EXERCISE =>
Write out each line from the data below that includes the word "láskavo".

Collected data
::::::::::
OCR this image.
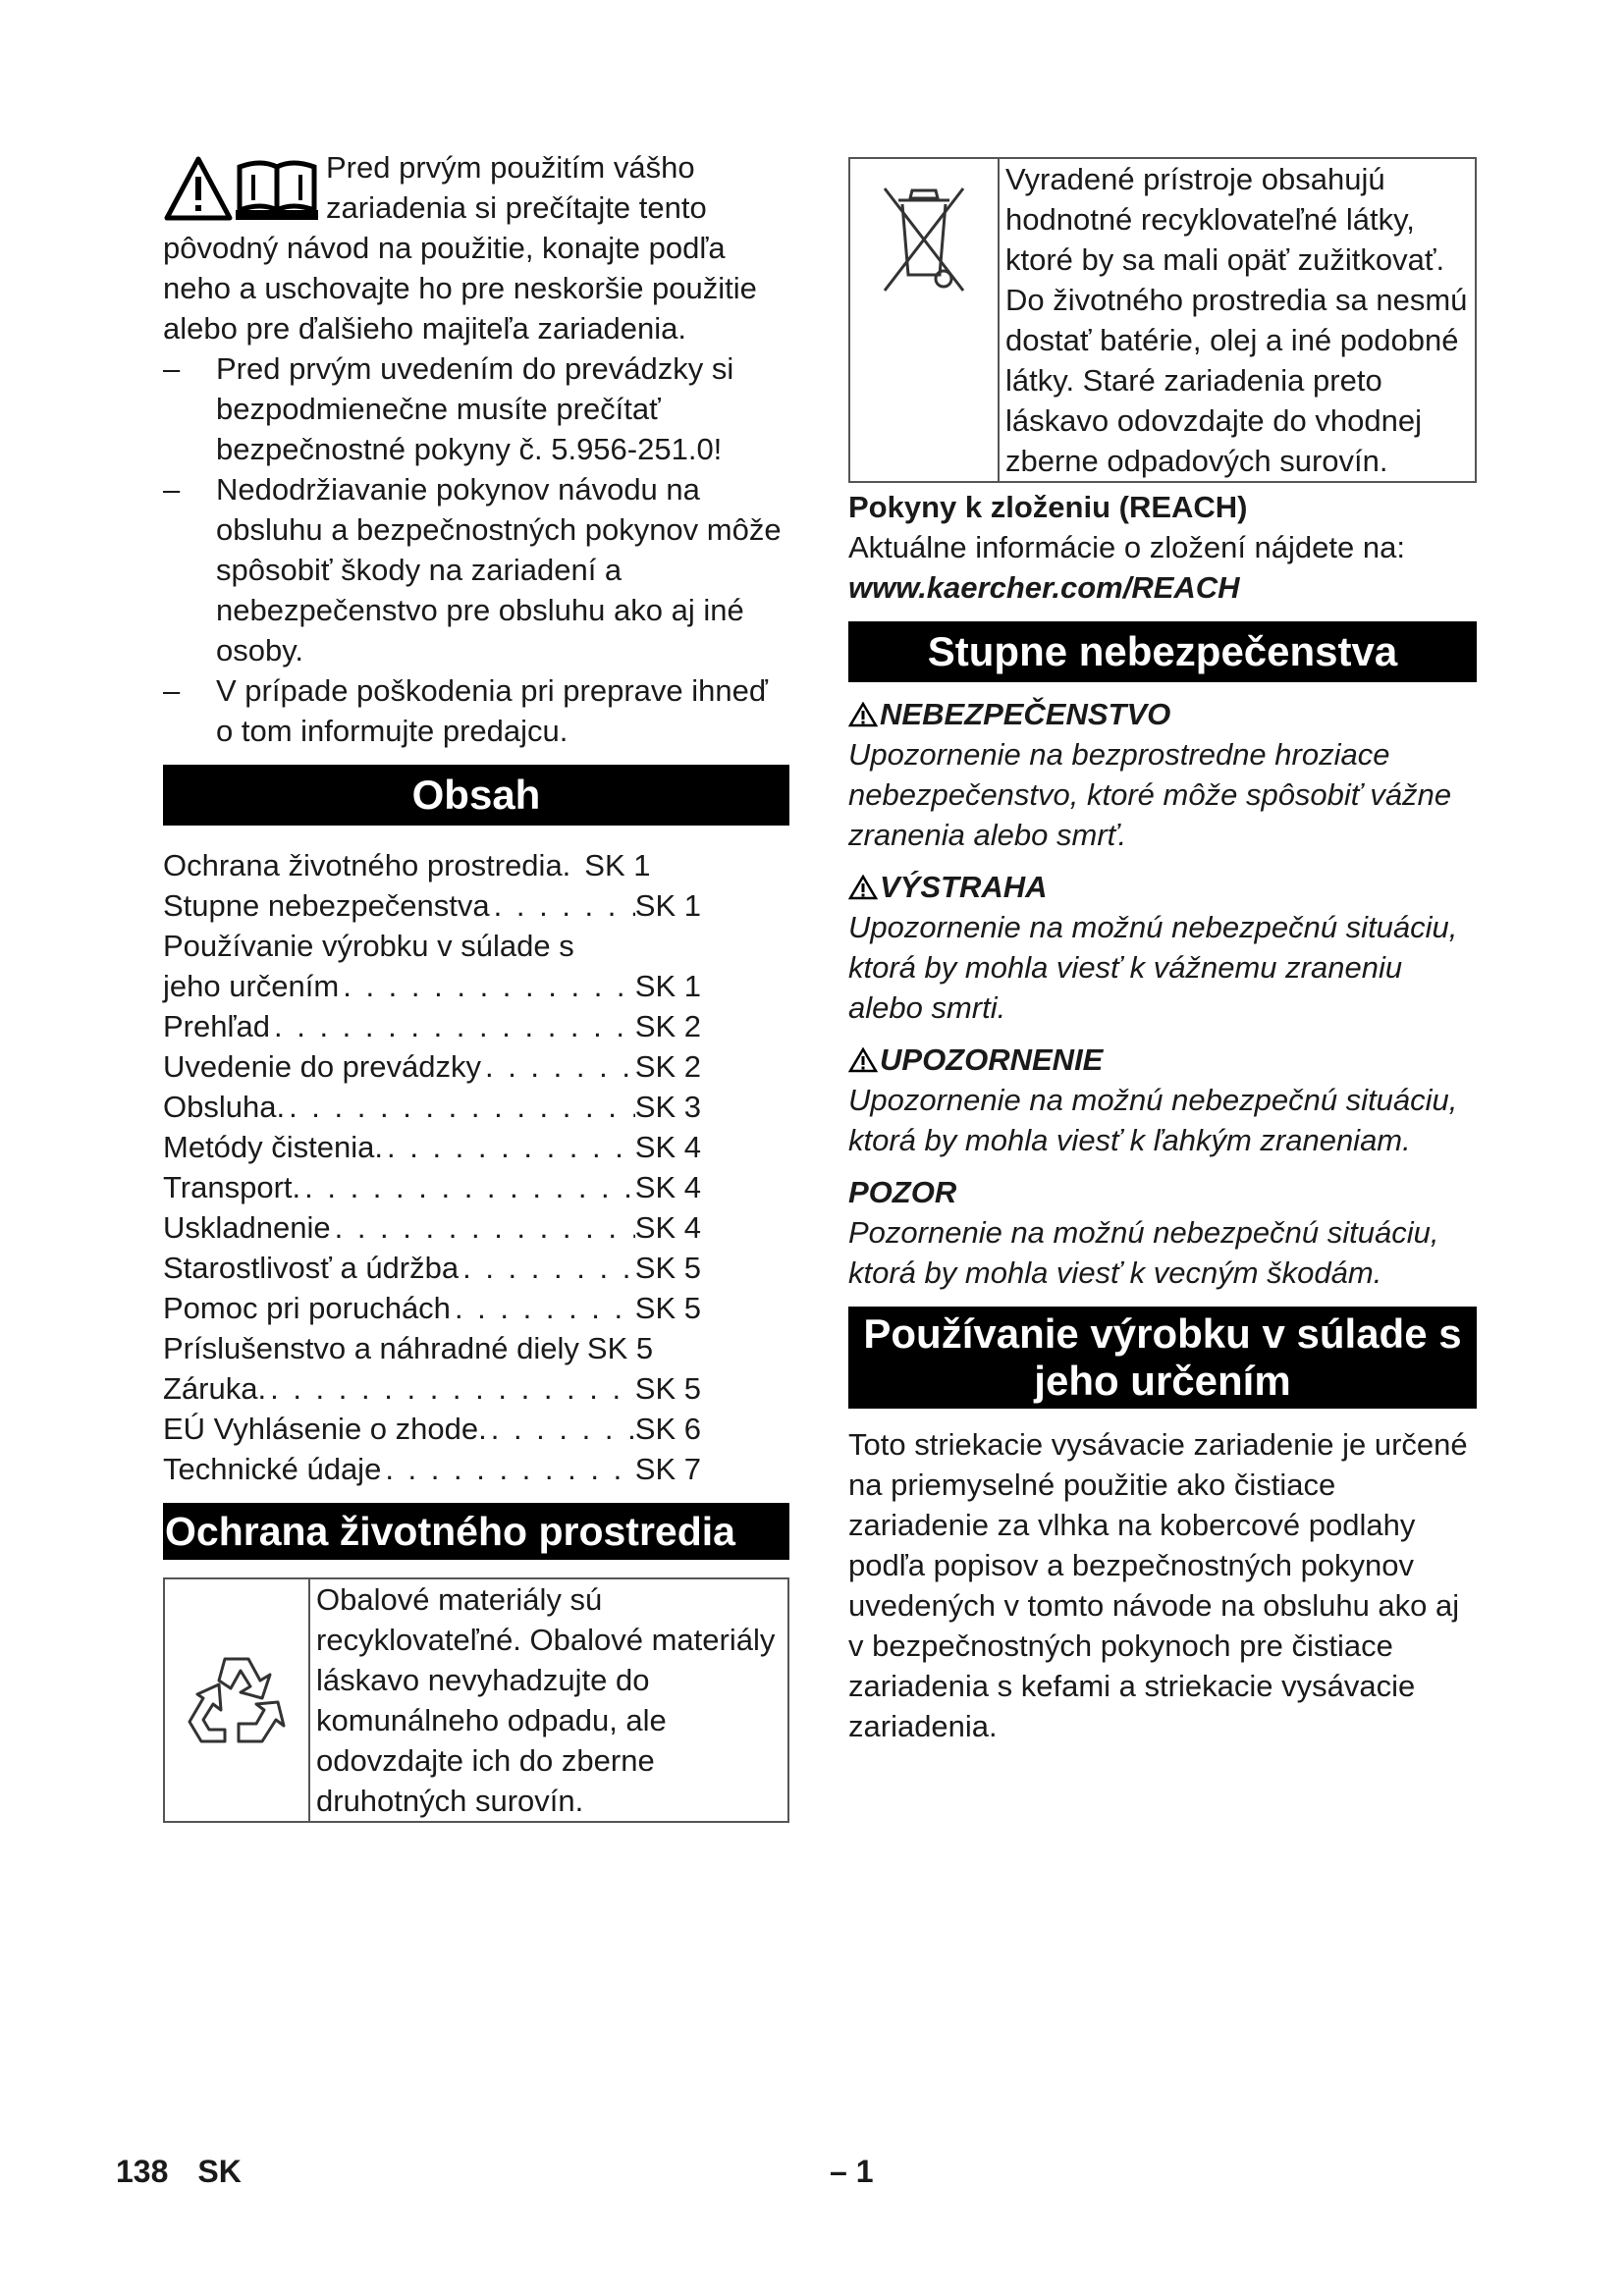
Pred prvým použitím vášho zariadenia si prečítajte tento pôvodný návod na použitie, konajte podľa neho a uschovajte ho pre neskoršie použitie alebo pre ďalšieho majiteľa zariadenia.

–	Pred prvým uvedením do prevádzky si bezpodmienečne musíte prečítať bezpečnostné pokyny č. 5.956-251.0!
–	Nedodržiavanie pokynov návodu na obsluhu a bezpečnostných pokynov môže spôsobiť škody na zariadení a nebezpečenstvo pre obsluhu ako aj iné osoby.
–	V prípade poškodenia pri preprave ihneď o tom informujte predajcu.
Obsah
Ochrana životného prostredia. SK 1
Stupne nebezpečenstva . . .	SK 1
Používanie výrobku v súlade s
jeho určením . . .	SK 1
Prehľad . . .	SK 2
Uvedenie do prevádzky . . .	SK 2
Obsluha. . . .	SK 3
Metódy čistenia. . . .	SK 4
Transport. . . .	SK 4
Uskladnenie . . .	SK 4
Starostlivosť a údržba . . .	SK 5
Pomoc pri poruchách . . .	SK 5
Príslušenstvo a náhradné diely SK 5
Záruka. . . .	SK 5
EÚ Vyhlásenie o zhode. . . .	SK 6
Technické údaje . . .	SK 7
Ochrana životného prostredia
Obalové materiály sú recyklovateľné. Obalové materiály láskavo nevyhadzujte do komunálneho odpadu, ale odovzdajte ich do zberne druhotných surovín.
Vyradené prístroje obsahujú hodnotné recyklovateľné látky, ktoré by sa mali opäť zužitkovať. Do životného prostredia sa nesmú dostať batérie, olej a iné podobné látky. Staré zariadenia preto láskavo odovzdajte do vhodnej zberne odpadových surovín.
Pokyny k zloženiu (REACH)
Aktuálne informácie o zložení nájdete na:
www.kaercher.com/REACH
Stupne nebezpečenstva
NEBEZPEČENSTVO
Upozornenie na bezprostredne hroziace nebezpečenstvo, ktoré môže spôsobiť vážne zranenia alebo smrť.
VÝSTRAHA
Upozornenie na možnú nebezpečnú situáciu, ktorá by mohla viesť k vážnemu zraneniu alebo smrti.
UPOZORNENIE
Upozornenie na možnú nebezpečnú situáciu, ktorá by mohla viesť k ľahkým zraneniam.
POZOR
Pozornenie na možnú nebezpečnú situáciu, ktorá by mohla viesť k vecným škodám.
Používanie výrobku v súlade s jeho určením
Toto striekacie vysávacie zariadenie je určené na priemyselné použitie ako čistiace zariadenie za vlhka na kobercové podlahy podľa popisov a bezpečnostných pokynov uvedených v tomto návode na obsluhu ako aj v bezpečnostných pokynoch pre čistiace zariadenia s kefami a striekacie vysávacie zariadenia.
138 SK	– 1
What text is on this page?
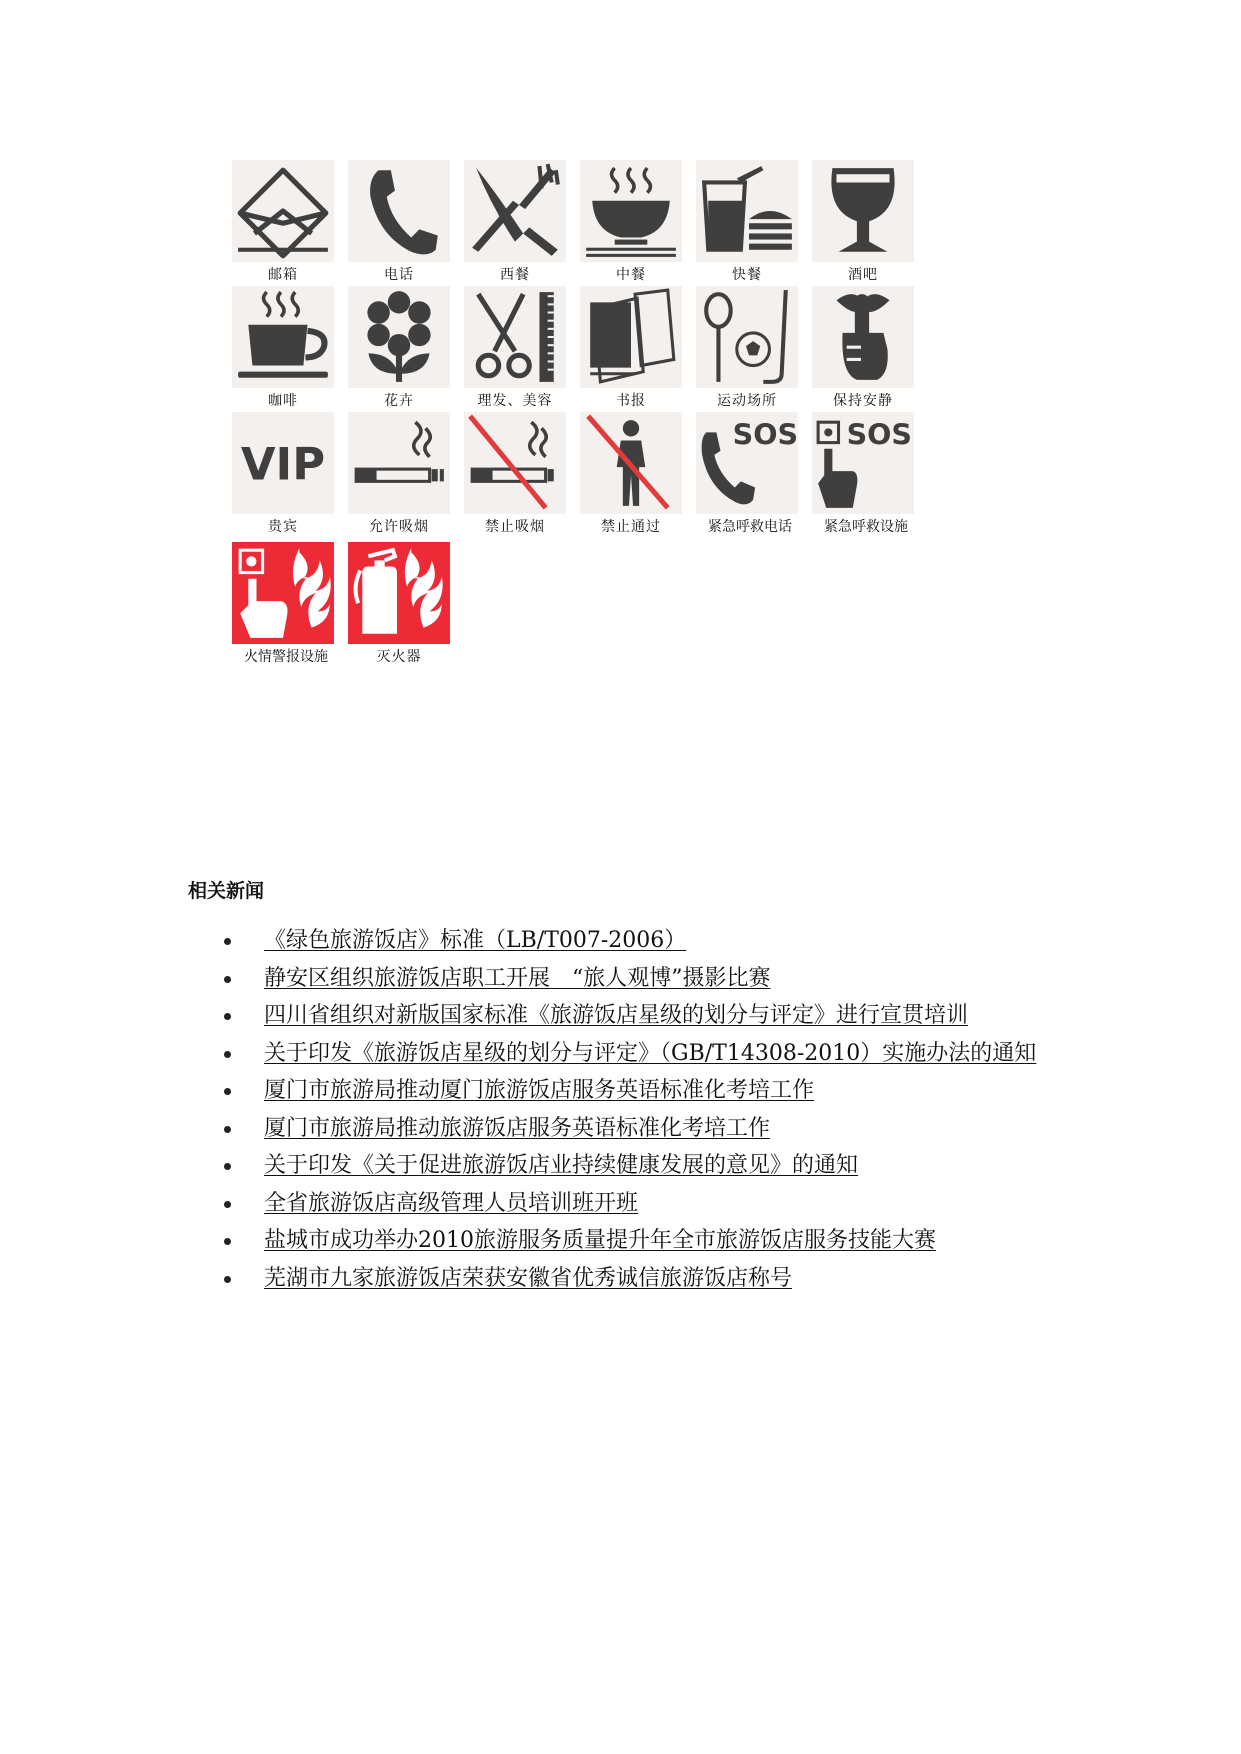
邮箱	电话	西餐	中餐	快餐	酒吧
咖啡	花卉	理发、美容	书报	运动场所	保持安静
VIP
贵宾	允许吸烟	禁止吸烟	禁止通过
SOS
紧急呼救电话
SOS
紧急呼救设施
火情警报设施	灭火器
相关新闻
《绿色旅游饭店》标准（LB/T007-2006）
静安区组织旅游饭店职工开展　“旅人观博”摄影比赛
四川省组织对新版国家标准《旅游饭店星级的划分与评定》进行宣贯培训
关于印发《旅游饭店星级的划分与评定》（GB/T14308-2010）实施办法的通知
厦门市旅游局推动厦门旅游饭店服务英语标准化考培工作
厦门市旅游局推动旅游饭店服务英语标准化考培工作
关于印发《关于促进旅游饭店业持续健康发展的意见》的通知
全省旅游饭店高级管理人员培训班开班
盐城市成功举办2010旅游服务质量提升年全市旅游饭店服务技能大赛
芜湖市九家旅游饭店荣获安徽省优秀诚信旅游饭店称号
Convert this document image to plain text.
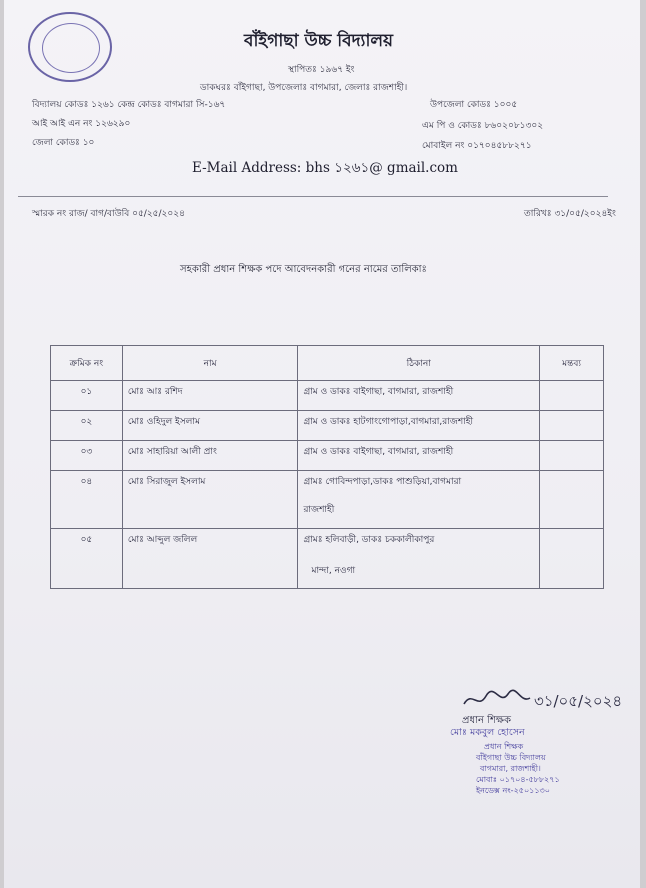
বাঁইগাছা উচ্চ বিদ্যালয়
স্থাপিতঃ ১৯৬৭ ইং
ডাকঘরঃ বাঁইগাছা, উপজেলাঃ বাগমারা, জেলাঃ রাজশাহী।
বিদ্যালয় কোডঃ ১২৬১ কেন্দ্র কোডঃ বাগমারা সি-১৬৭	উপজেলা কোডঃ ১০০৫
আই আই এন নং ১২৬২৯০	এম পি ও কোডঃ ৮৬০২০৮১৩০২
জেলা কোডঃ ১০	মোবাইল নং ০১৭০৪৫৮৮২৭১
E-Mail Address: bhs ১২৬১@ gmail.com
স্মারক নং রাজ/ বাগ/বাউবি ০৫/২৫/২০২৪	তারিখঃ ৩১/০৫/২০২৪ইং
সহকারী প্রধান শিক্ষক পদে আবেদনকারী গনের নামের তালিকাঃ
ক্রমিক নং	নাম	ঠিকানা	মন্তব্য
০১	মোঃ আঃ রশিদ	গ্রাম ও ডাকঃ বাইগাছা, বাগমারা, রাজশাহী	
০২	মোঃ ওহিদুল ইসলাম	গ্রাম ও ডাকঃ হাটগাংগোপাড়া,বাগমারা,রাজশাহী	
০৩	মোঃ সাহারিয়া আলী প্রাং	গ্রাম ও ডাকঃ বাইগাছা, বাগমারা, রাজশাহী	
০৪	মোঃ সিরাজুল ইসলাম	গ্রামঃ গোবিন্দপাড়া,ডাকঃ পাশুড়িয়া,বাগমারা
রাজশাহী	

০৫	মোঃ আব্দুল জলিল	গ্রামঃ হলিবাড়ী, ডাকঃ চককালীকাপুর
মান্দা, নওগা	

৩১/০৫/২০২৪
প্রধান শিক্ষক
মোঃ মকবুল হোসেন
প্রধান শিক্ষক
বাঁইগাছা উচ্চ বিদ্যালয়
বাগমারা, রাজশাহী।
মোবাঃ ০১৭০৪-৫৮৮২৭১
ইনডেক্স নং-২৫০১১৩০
::::::::::
ANSWER BELOW =>
Obalové materiály sú recyklovateľné. Obalové materiály láskavo nevyhadzujte do komunálneho odpadu, ale odovzdajte ich do zberne druhotných surovín.
Vyradené prístroje obsahujú hodnotné recyklovateľné látky, ktoré by sa mali opäť zužitkovať. Do životného prostredia sa nesmú dostať batérie, olej a iné podobné látky. Staré zariadenia preto láskavo odovzdajte do vhodnej zberne odpadových surovín.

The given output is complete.